[Records excerpted from a collection]
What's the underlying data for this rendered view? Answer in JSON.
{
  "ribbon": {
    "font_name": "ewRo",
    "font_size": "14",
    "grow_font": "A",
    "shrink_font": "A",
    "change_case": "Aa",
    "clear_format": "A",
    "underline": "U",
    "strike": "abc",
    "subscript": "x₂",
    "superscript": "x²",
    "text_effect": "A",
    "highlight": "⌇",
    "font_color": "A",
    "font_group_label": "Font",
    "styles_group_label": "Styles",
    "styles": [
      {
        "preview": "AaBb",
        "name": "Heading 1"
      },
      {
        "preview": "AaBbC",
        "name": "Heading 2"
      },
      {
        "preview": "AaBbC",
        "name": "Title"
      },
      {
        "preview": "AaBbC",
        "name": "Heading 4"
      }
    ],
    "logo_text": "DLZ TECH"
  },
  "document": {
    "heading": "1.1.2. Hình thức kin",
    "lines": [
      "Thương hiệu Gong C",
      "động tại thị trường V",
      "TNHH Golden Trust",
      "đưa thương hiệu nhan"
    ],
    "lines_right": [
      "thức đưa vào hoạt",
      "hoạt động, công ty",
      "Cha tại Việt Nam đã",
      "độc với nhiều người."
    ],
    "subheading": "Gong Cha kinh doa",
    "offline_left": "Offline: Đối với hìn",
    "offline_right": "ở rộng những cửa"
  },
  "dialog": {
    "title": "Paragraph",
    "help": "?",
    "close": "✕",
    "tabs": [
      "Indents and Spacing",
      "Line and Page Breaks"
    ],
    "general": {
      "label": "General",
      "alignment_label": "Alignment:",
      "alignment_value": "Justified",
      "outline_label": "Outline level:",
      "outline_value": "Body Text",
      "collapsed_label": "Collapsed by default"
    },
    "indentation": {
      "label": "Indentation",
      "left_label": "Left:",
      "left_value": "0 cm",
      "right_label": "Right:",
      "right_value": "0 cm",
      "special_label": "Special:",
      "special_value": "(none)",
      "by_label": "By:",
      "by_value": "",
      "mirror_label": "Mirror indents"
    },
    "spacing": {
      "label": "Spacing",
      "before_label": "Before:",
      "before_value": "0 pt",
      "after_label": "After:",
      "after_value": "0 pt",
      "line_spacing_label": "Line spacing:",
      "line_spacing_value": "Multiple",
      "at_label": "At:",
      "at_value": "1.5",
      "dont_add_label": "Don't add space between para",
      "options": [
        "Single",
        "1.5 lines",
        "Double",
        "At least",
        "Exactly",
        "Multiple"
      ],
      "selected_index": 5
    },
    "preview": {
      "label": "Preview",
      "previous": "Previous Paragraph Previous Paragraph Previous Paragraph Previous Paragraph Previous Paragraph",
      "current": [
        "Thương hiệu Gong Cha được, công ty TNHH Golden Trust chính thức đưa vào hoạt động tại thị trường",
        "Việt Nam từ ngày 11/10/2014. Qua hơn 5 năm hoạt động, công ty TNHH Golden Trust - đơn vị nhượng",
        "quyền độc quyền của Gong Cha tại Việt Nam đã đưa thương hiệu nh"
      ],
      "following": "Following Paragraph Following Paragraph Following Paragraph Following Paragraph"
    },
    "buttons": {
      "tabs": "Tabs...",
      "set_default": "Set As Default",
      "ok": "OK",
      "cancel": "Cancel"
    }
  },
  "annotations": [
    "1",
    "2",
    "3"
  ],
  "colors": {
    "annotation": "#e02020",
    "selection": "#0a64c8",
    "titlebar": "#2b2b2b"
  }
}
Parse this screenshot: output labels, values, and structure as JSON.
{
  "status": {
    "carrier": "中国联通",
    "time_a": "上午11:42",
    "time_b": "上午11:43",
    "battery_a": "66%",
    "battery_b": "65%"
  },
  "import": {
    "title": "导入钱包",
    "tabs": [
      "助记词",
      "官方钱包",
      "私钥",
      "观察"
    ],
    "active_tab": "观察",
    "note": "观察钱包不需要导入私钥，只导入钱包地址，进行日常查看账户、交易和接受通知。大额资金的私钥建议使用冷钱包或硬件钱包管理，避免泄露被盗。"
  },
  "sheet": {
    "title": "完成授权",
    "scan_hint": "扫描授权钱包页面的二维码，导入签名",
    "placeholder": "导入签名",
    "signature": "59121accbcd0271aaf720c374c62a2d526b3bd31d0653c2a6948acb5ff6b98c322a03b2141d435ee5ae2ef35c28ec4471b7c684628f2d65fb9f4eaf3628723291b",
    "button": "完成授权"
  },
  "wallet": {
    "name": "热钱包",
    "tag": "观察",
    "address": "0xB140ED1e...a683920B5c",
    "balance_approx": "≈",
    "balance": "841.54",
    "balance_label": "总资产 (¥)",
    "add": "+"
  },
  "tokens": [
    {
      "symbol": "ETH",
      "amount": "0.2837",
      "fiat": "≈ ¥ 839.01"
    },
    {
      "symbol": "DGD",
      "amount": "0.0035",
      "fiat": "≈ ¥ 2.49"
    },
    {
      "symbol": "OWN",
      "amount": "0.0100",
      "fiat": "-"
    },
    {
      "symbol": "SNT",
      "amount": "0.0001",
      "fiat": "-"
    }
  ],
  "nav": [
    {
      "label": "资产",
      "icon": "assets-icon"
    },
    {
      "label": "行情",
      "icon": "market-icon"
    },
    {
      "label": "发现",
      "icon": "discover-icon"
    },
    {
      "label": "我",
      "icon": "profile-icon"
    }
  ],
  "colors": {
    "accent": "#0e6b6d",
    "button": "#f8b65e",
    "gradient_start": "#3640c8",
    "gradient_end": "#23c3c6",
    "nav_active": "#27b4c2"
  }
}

| What to do |
Write out every record shown above, word for word.

| Complete response |
What's the underlying data for this rendered view? Answer in JSON.
{
  "ribbon": {
    "font_name": "ewRo",
    "font_size": "14",
    "grow_font": "A",
    "shrink_font": "A",
    "change_case": "Aa",
    "clear_format": "A",
    "underline": "U",
    "strike": "abc",
    "subscript": "x₂",
    "superscript": "x²",
    "text_effect": "A",
    "highlight": "⌇",
    "font_color": "A",
    "font_group_label": "Font",
    "styles_group_label": "Styles",
    "styles": [
      {
        "preview": "AaBb",
        "name": "Heading 1"
      },
      {
        "preview": "AaBbC",
        "name": "Heading 2"
      },
      {
        "preview": "AaBbC",
        "name": "Title"
      },
      {
        "preview": "AaBbC",
        "name": "Heading 4"
      }
    ],
    "logo_text": "DLZ TECH"
  },
  "document": {
    "heading": "1.1.2. Hình thức kin",
    "lines": [
      "Thương hiệu Gong C",
      "động tại thị trường V",
      "TNHH Golden Trust",
      "đưa thương hiệu nhan"
    ],
    "lines_right": [
      "thức đưa vào hoạt",
      "hoạt động, công ty",
      "Cha tại Việt Nam đã",
      "độc với nhiều người."
    ],
    "subheading": "Gong Cha kinh doa",
    "offline_left": "Offline: Đối với hìn",
    "offline_right": "ở rộng những cửa"
  },
  "dialog": {
    "title": "Paragraph",
    "help": "?",
    "close": "✕",
    "tabs": [
      "Indents and Spacing",
      "Line and Page Breaks"
    ],
    "general": {
      "label": "General",
      "alignment_label": "Alignment:",
      "alignment_value": "Justified",
      "outline_label": "Outline level:",
      "outline_value": "Body Text",
      "collapsed_label": "Collapsed by default"
    },
    "indentation": {
      "label": "Indentation",
      "left_label": "Left:",
      "left_value": "0 cm",
      "right_label": "Right:",
      "right_value": "0 cm",
      "special_label": "Special:",
      "special_value": "(none)",
      "by_label": "By:",
      "by_value": "",
      "mirror_label": "Mirror indents"
    },
    "spacing": {
      "label": "Spacing",
      "before_label": "Before:",
      "before_value": "0 pt",
      "after_label": "After:",
      "after_value": "0 pt",
      "line_spacing_label": "Line spacing:",
      "line_spacing_value": "Multiple",
      "at_label": "At:",
      "at_value": "1.5",
      "dont_add_label": "Don't add space between para",
      "options": [
        "Single",
        "1.5 lines",
        "Double",
        "At least",
        "Exactly",
        "Multiple"
      ],
      "selected_index": 5
    },
    "preview": {
      "label": "Preview",
      "previous": "Previous Paragraph Previous Paragraph Previous Paragraph Previous Paragraph Previous Paragraph",
      "current": [
        "Thương hiệu Gong Cha được, công ty TNHH Golden Trust chính thức đưa vào hoạt động tại thị trường",
        "Việt Nam từ ngày 11/10/2014. Qua hơn 5 năm hoạt động, công ty TNHH Golden Trust - đơn vị nhượng",
        "quyền độc quyền của Gong Cha tại Việt Nam đã đưa thương hiệu nh"
      ],
      "following": "Following Paragraph Following Paragraph Following Paragraph Following Paragraph"
    },
    "buttons": {
      "tabs": "Tabs...",
      "set_default": "Set As Default",
      "ok": "OK",
      "cancel": "Cancel"
    }
  },
  "annotations": [
    "1",
    "2",
    "3"
  ],
  "colors": {
    "annotation": "#e02020",
    "selection": "#0a64c8",
    "titlebar": "#2b2b2b"
  }
}
Parse this screenshot: output labels, values, and structure as JSON.
{
  "status": {
    "carrier": "中国联通",
    "time_a": "上午11:42",
    "time_b": "上午11:43",
    "battery_a": "66%",
    "battery_b": "65%"
  },
  "import": {
    "title": "导入钱包",
    "tabs": [
      "助记词",
      "官方钱包",
      "私钥",
      "观察"
    ],
    "active_tab": "观察",
    "note": "观察钱包不需要导入私钥，只导入钱包地址，进行日常查看账户、交易和接受通知。大额资金的私钥建议使用冷钱包或硬件钱包管理，避免泄露被盗。"
  },
  "sheet": {
    "title": "完成授权",
    "scan_hint": "扫描授权钱包页面的二维码，导入签名",
    "placeholder": "导入签名",
    "signature": "59121accbcd0271aaf720c374c62a2d526b3bd31d0653c2a6948acb5ff6b98c322a03b2141d435ee5ae2ef35c28ec4471b7c684628f2d65fb9f4eaf3628723291b",
    "button": "完成授权"
  },
  "wallet": {
    "name": "热钱包",
    "tag": "观察",
    "address": "0xB140ED1e...a683920B5c",
    "balance_approx": "≈",
    "balance": "841.54",
    "balance_label": "总资产 (¥)",
    "add": "+"
  },
  "tokens": [
    {
      "symbol": "ETH",
      "amount": "0.2837",
      "fiat": "≈ ¥ 839.01"
    },
    {
      "symbol": "DGD",
      "amount": "0.0035",
      "fiat": "≈ ¥ 2.49"
    },
    {
      "symbol": "OWN",
      "amount": "0.0100",
      "fiat": "-"
    },
    {
      "symbol": "SNT",
      "amount": "0.0001",
      "fiat": "-"
    }
  ],
  "nav": [
    {
      "label": "资产",
      "icon": "assets-icon"
    },
    {
      "label": "行情",
      "icon": "market-icon"
    },
    {
      "label": "发现",
      "icon": "discover-icon"
    },
    {
      "label": "我",
      "icon": "profile-icon"
    }
  ],
  "colors": {
    "accent": "#0e6b6d",
    "button": "#f8b65e",
    "gradient_start": "#3640c8",
    "gradient_end": "#23c3c6",
    "nav_active": "#27b4c2"
  }
}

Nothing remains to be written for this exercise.